→ **Work to complete**: Each line in the entries below that holds the string "tiêu" is to be listed.

→ **Data listing**:
▬▬▬

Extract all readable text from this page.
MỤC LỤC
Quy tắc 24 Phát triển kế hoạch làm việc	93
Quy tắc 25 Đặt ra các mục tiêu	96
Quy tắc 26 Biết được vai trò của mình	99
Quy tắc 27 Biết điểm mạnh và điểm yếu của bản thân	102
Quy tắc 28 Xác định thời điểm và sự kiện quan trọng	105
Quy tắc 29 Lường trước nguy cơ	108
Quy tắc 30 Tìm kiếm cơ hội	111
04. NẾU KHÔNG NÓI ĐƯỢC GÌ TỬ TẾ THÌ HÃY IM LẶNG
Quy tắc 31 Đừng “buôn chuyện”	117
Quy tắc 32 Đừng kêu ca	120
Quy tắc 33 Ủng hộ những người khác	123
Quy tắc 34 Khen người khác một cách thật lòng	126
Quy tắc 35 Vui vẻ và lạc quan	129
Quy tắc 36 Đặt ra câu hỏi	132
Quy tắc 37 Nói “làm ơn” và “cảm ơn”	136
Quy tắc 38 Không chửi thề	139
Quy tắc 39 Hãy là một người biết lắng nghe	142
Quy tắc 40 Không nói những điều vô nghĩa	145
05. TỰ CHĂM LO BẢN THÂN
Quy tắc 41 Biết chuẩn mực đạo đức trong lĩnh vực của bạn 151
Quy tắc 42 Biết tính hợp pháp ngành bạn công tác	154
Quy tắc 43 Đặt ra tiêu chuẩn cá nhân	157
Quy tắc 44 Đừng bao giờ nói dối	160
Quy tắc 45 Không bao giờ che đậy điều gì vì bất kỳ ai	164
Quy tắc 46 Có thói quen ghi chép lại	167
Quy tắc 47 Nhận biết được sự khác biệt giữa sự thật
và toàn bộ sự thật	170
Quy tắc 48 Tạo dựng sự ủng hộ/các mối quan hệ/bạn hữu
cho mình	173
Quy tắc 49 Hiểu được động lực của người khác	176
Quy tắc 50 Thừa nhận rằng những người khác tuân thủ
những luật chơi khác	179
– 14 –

▬▬▬

→ **Solution**:
Quy tắc 25 Đặt ra các mục tiêu	96
Quy tắc 43 Đặt ra tiêu chuẩn cá nhân	157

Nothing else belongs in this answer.